> [Written task]: Copy each line that contains the string "Steve".
* start Given records *
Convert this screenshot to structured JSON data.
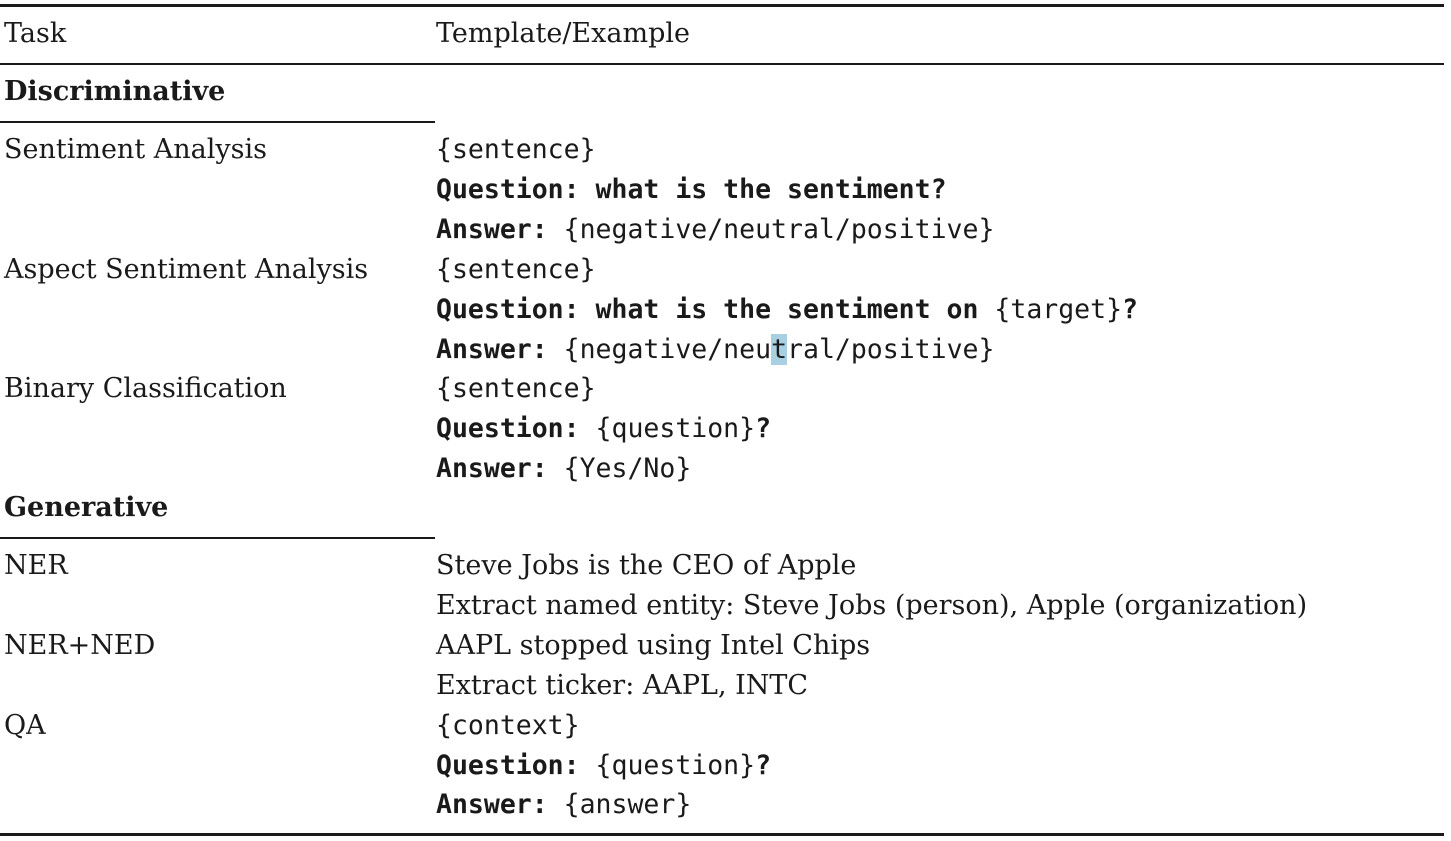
{
  "table": {
    "header": {
      "task": "Task",
      "template": "Template/Example"
    },
    "sections": [
      {
        "title": "Discriminative",
        "rows": [
          {
            "task": "Sentiment Analysis",
            "lines": [
              {
                "plain": "",
                "ph": "{sentence}"
              },
              {
                "plain": "Question: what is the sentiment?",
                "ph": ""
              },
              {
                "plain": "Answer: ",
                "ph": "{negative/neutral/positive}"
              }
            ]
          },
          {
            "task": "Aspect Sentiment Analysis",
            "lines": [
              {
                "plain": "",
                "ph": "{sentence}"
              },
              {
                "plain": "Question: what is the sentiment on ",
                "ph": "{target}",
                "after": "?"
              },
              {
                "plain": "Answer: ",
                "ph_a": "{negative/neu",
                "ph_hl": "t",
                "ph_b": "ral/positive}"
              }
            ]
          },
          {
            "task": "Binary Classification",
            "lines": [
              {
                "plain": "",
                "ph": "{sentence}"
              },
              {
                "plain": "Question: ",
                "ph": "{question}",
                "after": "?"
              },
              {
                "plain": "Answer: ",
                "ph": "{Yes/No}"
              }
            ]
          }
        ]
      },
      {
        "title": "Generative",
        "rows": [
          {
            "task": "NER",
            "lines": [
              {
                "text": "Steve Jobs is the CEO of Apple"
              },
              {
                "text": "Extract named entity: Steve Jobs (person), Apple (organization)"
              }
            ]
          },
          {
            "task": "NER+NED",
            "lines": [
              {
                "text": "AAPL stopped using Intel Chips"
              },
              {
                "text": "Extract ticker: AAPL, INTC"
              }
            ]
          },
          {
            "task": "QA",
            "lines": [
              {
                "plain": "",
                "ph": "{context}"
              },
              {
                "plain": "Question: ",
                "ph": "{question}",
                "after": "?"
              },
              {
                "plain": "Answer: ",
                "ph": "{answer}"
              }
            ]
          }
        ]
      }
    ]
  }
}
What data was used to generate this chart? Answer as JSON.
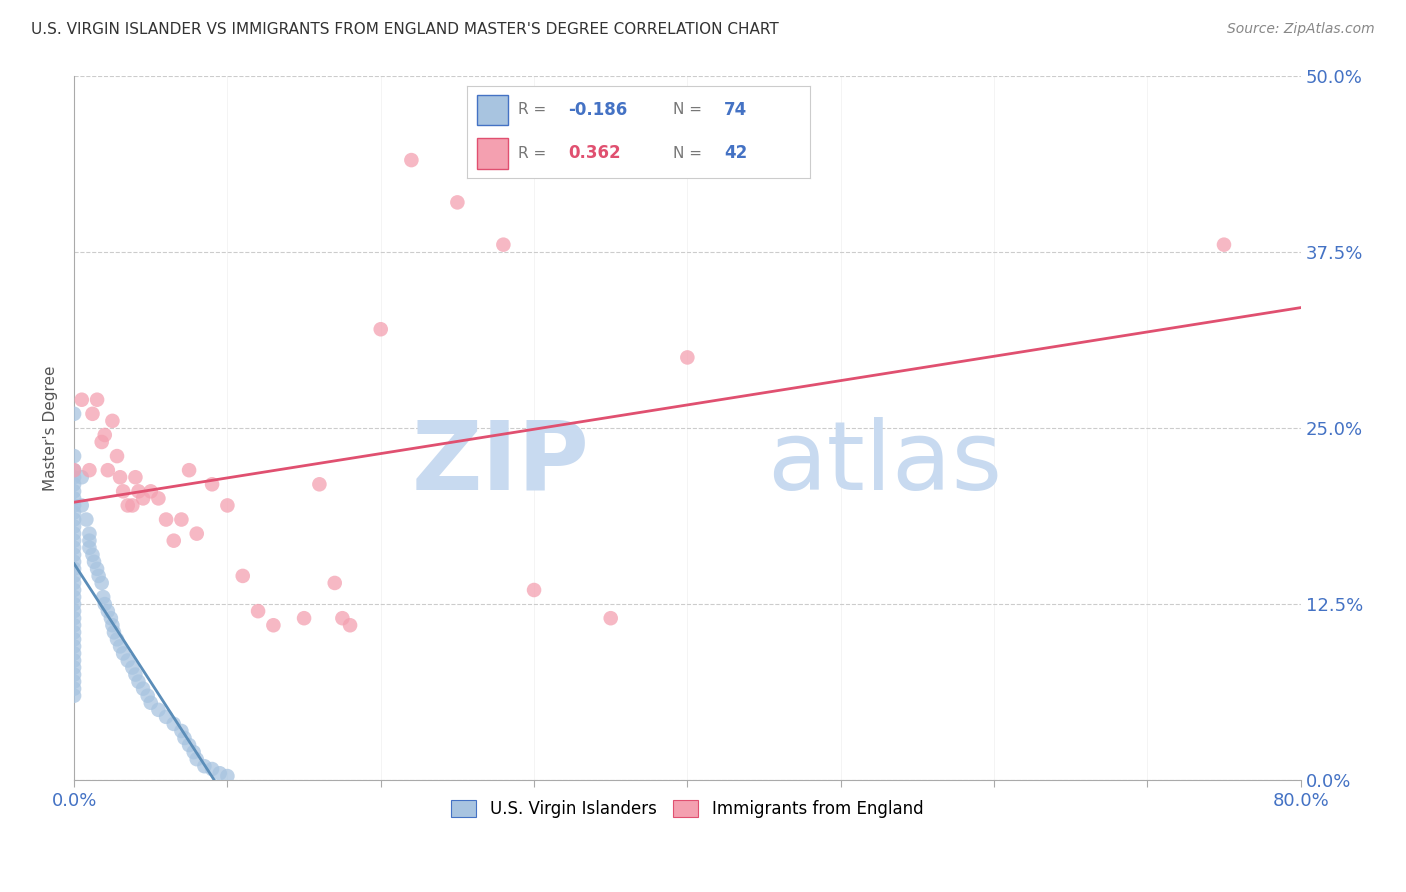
{
  "title": "U.S. VIRGIN ISLANDER VS IMMIGRANTS FROM ENGLAND MASTER'S DEGREE CORRELATION CHART",
  "source": "Source: ZipAtlas.com",
  "ylabel": "Master's Degree",
  "ytick_values": [
    0.0,
    0.125,
    0.25,
    0.375,
    0.5
  ],
  "xtick_values": [
    0.0,
    0.1,
    0.2,
    0.3,
    0.4,
    0.5,
    0.6,
    0.7,
    0.8
  ],
  "xlim": [
    0.0,
    0.8
  ],
  "ylim": [
    0.0,
    0.5
  ],
  "series1_label": "U.S. Virgin Islanders",
  "series1_color": "#a8c4e0",
  "series1_R": -0.186,
  "series1_N": 74,
  "series1_line_color": "#5b8db8",
  "series2_label": "Immigrants from England",
  "series2_color": "#f4a0b0",
  "series2_R": 0.362,
  "series2_N": 42,
  "series2_line_color": "#e05070",
  "legend_R1_color": "#4472c4",
  "legend_R2_color": "#e05070",
  "legend_N_color": "#4472c4",
  "watermark_zip": "ZIP",
  "watermark_atlas": "atlas",
  "watermark_color": "#ccdff0",
  "background_color": "#ffffff",
  "grid_color": "#cccccc",
  "title_color": "#333333",
  "axis_label_color": "#4472c4",
  "scatter1_x": [
    0.0,
    0.0,
    0.0,
    0.0,
    0.0,
    0.0,
    0.0,
    0.0,
    0.0,
    0.0,
    0.0,
    0.0,
    0.0,
    0.0,
    0.0,
    0.0,
    0.0,
    0.0,
    0.0,
    0.0,
    0.0,
    0.0,
    0.0,
    0.0,
    0.0,
    0.0,
    0.0,
    0.0,
    0.0,
    0.0,
    0.0,
    0.0,
    0.0,
    0.0,
    0.0,
    0.005,
    0.005,
    0.008,
    0.01,
    0.01,
    0.01,
    0.012,
    0.013,
    0.015,
    0.016,
    0.018,
    0.019,
    0.02,
    0.022,
    0.024,
    0.025,
    0.026,
    0.028,
    0.03,
    0.032,
    0.035,
    0.038,
    0.04,
    0.042,
    0.045,
    0.048,
    0.05,
    0.055,
    0.06,
    0.065,
    0.07,
    0.072,
    0.075,
    0.078,
    0.08,
    0.085,
    0.09,
    0.095,
    0.1
  ],
  "scatter1_y": [
    0.26,
    0.23,
    0.22,
    0.215,
    0.21,
    0.205,
    0.2,
    0.195,
    0.19,
    0.185,
    0.18,
    0.175,
    0.17,
    0.165,
    0.16,
    0.155,
    0.15,
    0.145,
    0.14,
    0.135,
    0.13,
    0.125,
    0.12,
    0.115,
    0.11,
    0.105,
    0.1,
    0.095,
    0.09,
    0.085,
    0.08,
    0.075,
    0.07,
    0.065,
    0.06,
    0.215,
    0.195,
    0.185,
    0.175,
    0.17,
    0.165,
    0.16,
    0.155,
    0.15,
    0.145,
    0.14,
    0.13,
    0.125,
    0.12,
    0.115,
    0.11,
    0.105,
    0.1,
    0.095,
    0.09,
    0.085,
    0.08,
    0.075,
    0.07,
    0.065,
    0.06,
    0.055,
    0.05,
    0.045,
    0.04,
    0.035,
    0.03,
    0.025,
    0.02,
    0.015,
    0.01,
    0.008,
    0.005,
    0.003
  ],
  "scatter2_x": [
    0.0,
    0.005,
    0.01,
    0.012,
    0.015,
    0.018,
    0.02,
    0.022,
    0.025,
    0.028,
    0.03,
    0.032,
    0.035,
    0.038,
    0.04,
    0.042,
    0.045,
    0.05,
    0.055,
    0.06,
    0.065,
    0.07,
    0.075,
    0.08,
    0.09,
    0.1,
    0.11,
    0.12,
    0.13,
    0.15,
    0.16,
    0.17,
    0.175,
    0.18,
    0.2,
    0.22,
    0.25,
    0.28,
    0.3,
    0.35,
    0.4,
    0.75
  ],
  "scatter2_y": [
    0.22,
    0.27,
    0.22,
    0.26,
    0.27,
    0.24,
    0.245,
    0.22,
    0.255,
    0.23,
    0.215,
    0.205,
    0.195,
    0.195,
    0.215,
    0.205,
    0.2,
    0.205,
    0.2,
    0.185,
    0.17,
    0.185,
    0.22,
    0.175,
    0.21,
    0.195,
    0.145,
    0.12,
    0.11,
    0.115,
    0.21,
    0.14,
    0.115,
    0.11,
    0.32,
    0.44,
    0.41,
    0.38,
    0.135,
    0.115,
    0.3,
    0.38
  ]
}
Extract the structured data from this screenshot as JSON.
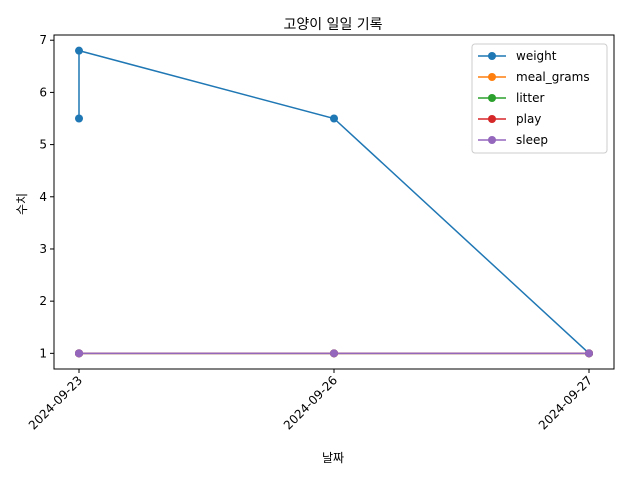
* end Given records *
> [Exercise solution]:
                "text": "Steve Jobs is the CEO of Apple"
                "text": "Extract named entity: Steve Jobs (person), Apple (organization)"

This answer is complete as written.